THE DATA:

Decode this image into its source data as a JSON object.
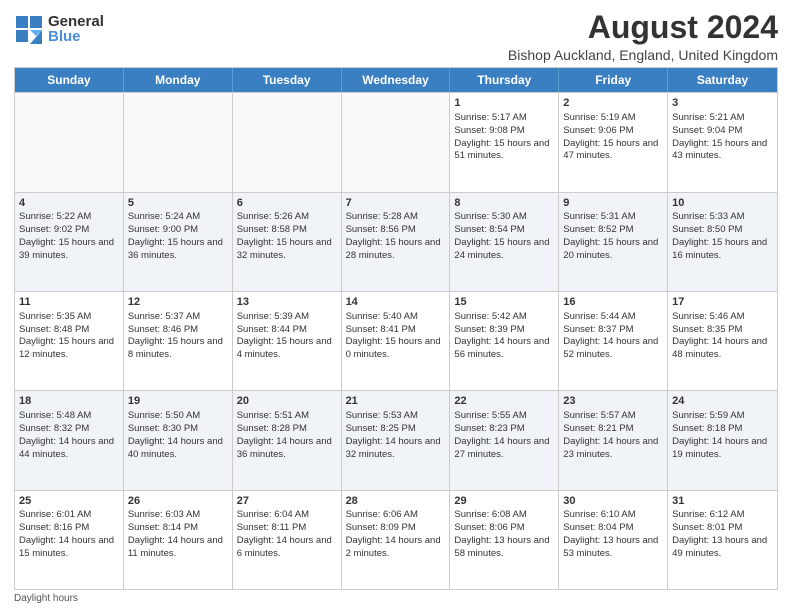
{
  "logo": {
    "general": "General",
    "blue": "Blue"
  },
  "title": "August 2024",
  "subtitle": "Bishop Auckland, England, United Kingdom",
  "days": [
    "Sunday",
    "Monday",
    "Tuesday",
    "Wednesday",
    "Thursday",
    "Friday",
    "Saturday"
  ],
  "rows": [
    [
      {
        "day": "",
        "sunrise": "",
        "sunset": "",
        "daylight": "",
        "empty": true
      },
      {
        "day": "",
        "sunrise": "",
        "sunset": "",
        "daylight": "",
        "empty": true
      },
      {
        "day": "",
        "sunrise": "",
        "sunset": "",
        "daylight": "",
        "empty": true
      },
      {
        "day": "",
        "sunrise": "",
        "sunset": "",
        "daylight": "",
        "empty": true
      },
      {
        "day": "1",
        "sunrise": "Sunrise: 5:17 AM",
        "sunset": "Sunset: 9:08 PM",
        "daylight": "Daylight: 15 hours and 51 minutes."
      },
      {
        "day": "2",
        "sunrise": "Sunrise: 5:19 AM",
        "sunset": "Sunset: 9:06 PM",
        "daylight": "Daylight: 15 hours and 47 minutes."
      },
      {
        "day": "3",
        "sunrise": "Sunrise: 5:21 AM",
        "sunset": "Sunset: 9:04 PM",
        "daylight": "Daylight: 15 hours and 43 minutes."
      }
    ],
    [
      {
        "day": "4",
        "sunrise": "Sunrise: 5:22 AM",
        "sunset": "Sunset: 9:02 PM",
        "daylight": "Daylight: 15 hours and 39 minutes."
      },
      {
        "day": "5",
        "sunrise": "Sunrise: 5:24 AM",
        "sunset": "Sunset: 9:00 PM",
        "daylight": "Daylight: 15 hours and 36 minutes."
      },
      {
        "day": "6",
        "sunrise": "Sunrise: 5:26 AM",
        "sunset": "Sunset: 8:58 PM",
        "daylight": "Daylight: 15 hours and 32 minutes."
      },
      {
        "day": "7",
        "sunrise": "Sunrise: 5:28 AM",
        "sunset": "Sunset: 8:56 PM",
        "daylight": "Daylight: 15 hours and 28 minutes."
      },
      {
        "day": "8",
        "sunrise": "Sunrise: 5:30 AM",
        "sunset": "Sunset: 8:54 PM",
        "daylight": "Daylight: 15 hours and 24 minutes."
      },
      {
        "day": "9",
        "sunrise": "Sunrise: 5:31 AM",
        "sunset": "Sunset: 8:52 PM",
        "daylight": "Daylight: 15 hours and 20 minutes."
      },
      {
        "day": "10",
        "sunrise": "Sunrise: 5:33 AM",
        "sunset": "Sunset: 8:50 PM",
        "daylight": "Daylight: 15 hours and 16 minutes."
      }
    ],
    [
      {
        "day": "11",
        "sunrise": "Sunrise: 5:35 AM",
        "sunset": "Sunset: 8:48 PM",
        "daylight": "Daylight: 15 hours and 12 minutes."
      },
      {
        "day": "12",
        "sunrise": "Sunrise: 5:37 AM",
        "sunset": "Sunset: 8:46 PM",
        "daylight": "Daylight: 15 hours and 8 minutes."
      },
      {
        "day": "13",
        "sunrise": "Sunrise: 5:39 AM",
        "sunset": "Sunset: 8:44 PM",
        "daylight": "Daylight: 15 hours and 4 minutes."
      },
      {
        "day": "14",
        "sunrise": "Sunrise: 5:40 AM",
        "sunset": "Sunset: 8:41 PM",
        "daylight": "Daylight: 15 hours and 0 minutes."
      },
      {
        "day": "15",
        "sunrise": "Sunrise: 5:42 AM",
        "sunset": "Sunset: 8:39 PM",
        "daylight": "Daylight: 14 hours and 56 minutes."
      },
      {
        "day": "16",
        "sunrise": "Sunrise: 5:44 AM",
        "sunset": "Sunset: 8:37 PM",
        "daylight": "Daylight: 14 hours and 52 minutes."
      },
      {
        "day": "17",
        "sunrise": "Sunrise: 5:46 AM",
        "sunset": "Sunset: 8:35 PM",
        "daylight": "Daylight: 14 hours and 48 minutes."
      }
    ],
    [
      {
        "day": "18",
        "sunrise": "Sunrise: 5:48 AM",
        "sunset": "Sunset: 8:32 PM",
        "daylight": "Daylight: 14 hours and 44 minutes."
      },
      {
        "day": "19",
        "sunrise": "Sunrise: 5:50 AM",
        "sunset": "Sunset: 8:30 PM",
        "daylight": "Daylight: 14 hours and 40 minutes."
      },
      {
        "day": "20",
        "sunrise": "Sunrise: 5:51 AM",
        "sunset": "Sunset: 8:28 PM",
        "daylight": "Daylight: 14 hours and 36 minutes."
      },
      {
        "day": "21",
        "sunrise": "Sunrise: 5:53 AM",
        "sunset": "Sunset: 8:25 PM",
        "daylight": "Daylight: 14 hours and 32 minutes."
      },
      {
        "day": "22",
        "sunrise": "Sunrise: 5:55 AM",
        "sunset": "Sunset: 8:23 PM",
        "daylight": "Daylight: 14 hours and 27 minutes."
      },
      {
        "day": "23",
        "sunrise": "Sunrise: 5:57 AM",
        "sunset": "Sunset: 8:21 PM",
        "daylight": "Daylight: 14 hours and 23 minutes."
      },
      {
        "day": "24",
        "sunrise": "Sunrise: 5:59 AM",
        "sunset": "Sunset: 8:18 PM",
        "daylight": "Daylight: 14 hours and 19 minutes."
      }
    ],
    [
      {
        "day": "25",
        "sunrise": "Sunrise: 6:01 AM",
        "sunset": "Sunset: 8:16 PM",
        "daylight": "Daylight: 14 hours and 15 minutes."
      },
      {
        "day": "26",
        "sunrise": "Sunrise: 6:03 AM",
        "sunset": "Sunset: 8:14 PM",
        "daylight": "Daylight: 14 hours and 11 minutes."
      },
      {
        "day": "27",
        "sunrise": "Sunrise: 6:04 AM",
        "sunset": "Sunset: 8:11 PM",
        "daylight": "Daylight: 14 hours and 6 minutes."
      },
      {
        "day": "28",
        "sunrise": "Sunrise: 6:06 AM",
        "sunset": "Sunset: 8:09 PM",
        "daylight": "Daylight: 14 hours and 2 minutes."
      },
      {
        "day": "29",
        "sunrise": "Sunrise: 6:08 AM",
        "sunset": "Sunset: 8:06 PM",
        "daylight": "Daylight: 13 hours and 58 minutes."
      },
      {
        "day": "30",
        "sunrise": "Sunrise: 6:10 AM",
        "sunset": "Sunset: 8:04 PM",
        "daylight": "Daylight: 13 hours and 53 minutes."
      },
      {
        "day": "31",
        "sunrise": "Sunrise: 6:12 AM",
        "sunset": "Sunset: 8:01 PM",
        "daylight": "Daylight: 13 hours and 49 minutes."
      }
    ]
  ],
  "footer": {
    "daylight_hours_label": "Daylight hours"
  }
}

INSTRUCTIONS FOR THE TASK:
Your task is to repeat the material above exactly, without its pictures.

OUTPUT FOR THIS TASK:
Decode this image into its source data as a JSON object.
{
  "logo": {
    "general": "General",
    "blue": "Blue"
  },
  "title": "August 2024",
  "subtitle": "Bishop Auckland, England, United Kingdom",
  "days": [
    "Sunday",
    "Monday",
    "Tuesday",
    "Wednesday",
    "Thursday",
    "Friday",
    "Saturday"
  ],
  "rows": [
    [
      {
        "day": "",
        "sunrise": "",
        "sunset": "",
        "daylight": "",
        "empty": true
      },
      {
        "day": "",
        "sunrise": "",
        "sunset": "",
        "daylight": "",
        "empty": true
      },
      {
        "day": "",
        "sunrise": "",
        "sunset": "",
        "daylight": "",
        "empty": true
      },
      {
        "day": "",
        "sunrise": "",
        "sunset": "",
        "daylight": "",
        "empty": true
      },
      {
        "day": "1",
        "sunrise": "Sunrise: 5:17 AM",
        "sunset": "Sunset: 9:08 PM",
        "daylight": "Daylight: 15 hours and 51 minutes."
      },
      {
        "day": "2",
        "sunrise": "Sunrise: 5:19 AM",
        "sunset": "Sunset: 9:06 PM",
        "daylight": "Daylight: 15 hours and 47 minutes."
      },
      {
        "day": "3",
        "sunrise": "Sunrise: 5:21 AM",
        "sunset": "Sunset: 9:04 PM",
        "daylight": "Daylight: 15 hours and 43 minutes."
      }
    ],
    [
      {
        "day": "4",
        "sunrise": "Sunrise: 5:22 AM",
        "sunset": "Sunset: 9:02 PM",
        "daylight": "Daylight: 15 hours and 39 minutes."
      },
      {
        "day": "5",
        "sunrise": "Sunrise: 5:24 AM",
        "sunset": "Sunset: 9:00 PM",
        "daylight": "Daylight: 15 hours and 36 minutes."
      },
      {
        "day": "6",
        "sunrise": "Sunrise: 5:26 AM",
        "sunset": "Sunset: 8:58 PM",
        "daylight": "Daylight: 15 hours and 32 minutes."
      },
      {
        "day": "7",
        "sunrise": "Sunrise: 5:28 AM",
        "sunset": "Sunset: 8:56 PM",
        "daylight": "Daylight: 15 hours and 28 minutes."
      },
      {
        "day": "8",
        "sunrise": "Sunrise: 5:30 AM",
        "sunset": "Sunset: 8:54 PM",
        "daylight": "Daylight: 15 hours and 24 minutes."
      },
      {
        "day": "9",
        "sunrise": "Sunrise: 5:31 AM",
        "sunset": "Sunset: 8:52 PM",
        "daylight": "Daylight: 15 hours and 20 minutes."
      },
      {
        "day": "10",
        "sunrise": "Sunrise: 5:33 AM",
        "sunset": "Sunset: 8:50 PM",
        "daylight": "Daylight: 15 hours and 16 minutes."
      }
    ],
    [
      {
        "day": "11",
        "sunrise": "Sunrise: 5:35 AM",
        "sunset": "Sunset: 8:48 PM",
        "daylight": "Daylight: 15 hours and 12 minutes."
      },
      {
        "day": "12",
        "sunrise": "Sunrise: 5:37 AM",
        "sunset": "Sunset: 8:46 PM",
        "daylight": "Daylight: 15 hours and 8 minutes."
      },
      {
        "day": "13",
        "sunrise": "Sunrise: 5:39 AM",
        "sunset": "Sunset: 8:44 PM",
        "daylight": "Daylight: 15 hours and 4 minutes."
      },
      {
        "day": "14",
        "sunrise": "Sunrise: 5:40 AM",
        "sunset": "Sunset: 8:41 PM",
        "daylight": "Daylight: 15 hours and 0 minutes."
      },
      {
        "day": "15",
        "sunrise": "Sunrise: 5:42 AM",
        "sunset": "Sunset: 8:39 PM",
        "daylight": "Daylight: 14 hours and 56 minutes."
      },
      {
        "day": "16",
        "sunrise": "Sunrise: 5:44 AM",
        "sunset": "Sunset: 8:37 PM",
        "daylight": "Daylight: 14 hours and 52 minutes."
      },
      {
        "day": "17",
        "sunrise": "Sunrise: 5:46 AM",
        "sunset": "Sunset: 8:35 PM",
        "daylight": "Daylight: 14 hours and 48 minutes."
      }
    ],
    [
      {
        "day": "18",
        "sunrise": "Sunrise: 5:48 AM",
        "sunset": "Sunset: 8:32 PM",
        "daylight": "Daylight: 14 hours and 44 minutes."
      },
      {
        "day": "19",
        "sunrise": "Sunrise: 5:50 AM",
        "sunset": "Sunset: 8:30 PM",
        "daylight": "Daylight: 14 hours and 40 minutes."
      },
      {
        "day": "20",
        "sunrise": "Sunrise: 5:51 AM",
        "sunset": "Sunset: 8:28 PM",
        "daylight": "Daylight: 14 hours and 36 minutes."
      },
      {
        "day": "21",
        "sunrise": "Sunrise: 5:53 AM",
        "sunset": "Sunset: 8:25 PM",
        "daylight": "Daylight: 14 hours and 32 minutes."
      },
      {
        "day": "22",
        "sunrise": "Sunrise: 5:55 AM",
        "sunset": "Sunset: 8:23 PM",
        "daylight": "Daylight: 14 hours and 27 minutes."
      },
      {
        "day": "23",
        "sunrise": "Sunrise: 5:57 AM",
        "sunset": "Sunset: 8:21 PM",
        "daylight": "Daylight: 14 hours and 23 minutes."
      },
      {
        "day": "24",
        "sunrise": "Sunrise: 5:59 AM",
        "sunset": "Sunset: 8:18 PM",
        "daylight": "Daylight: 14 hours and 19 minutes."
      }
    ],
    [
      {
        "day": "25",
        "sunrise": "Sunrise: 6:01 AM",
        "sunset": "Sunset: 8:16 PM",
        "daylight": "Daylight: 14 hours and 15 minutes."
      },
      {
        "day": "26",
        "sunrise": "Sunrise: 6:03 AM",
        "sunset": "Sunset: 8:14 PM",
        "daylight": "Daylight: 14 hours and 11 minutes."
      },
      {
        "day": "27",
        "sunrise": "Sunrise: 6:04 AM",
        "sunset": "Sunset: 8:11 PM",
        "daylight": "Daylight: 14 hours and 6 minutes."
      },
      {
        "day": "28",
        "sunrise": "Sunrise: 6:06 AM",
        "sunset": "Sunset: 8:09 PM",
        "daylight": "Daylight: 14 hours and 2 minutes."
      },
      {
        "day": "29",
        "sunrise": "Sunrise: 6:08 AM",
        "sunset": "Sunset: 8:06 PM",
        "daylight": "Daylight: 13 hours and 58 minutes."
      },
      {
        "day": "30",
        "sunrise": "Sunrise: 6:10 AM",
        "sunset": "Sunset: 8:04 PM",
        "daylight": "Daylight: 13 hours and 53 minutes."
      },
      {
        "day": "31",
        "sunrise": "Sunrise: 6:12 AM",
        "sunset": "Sunset: 8:01 PM",
        "daylight": "Daylight: 13 hours and 49 minutes."
      }
    ]
  ],
  "footer": {
    "daylight_hours_label": "Daylight hours"
  }
}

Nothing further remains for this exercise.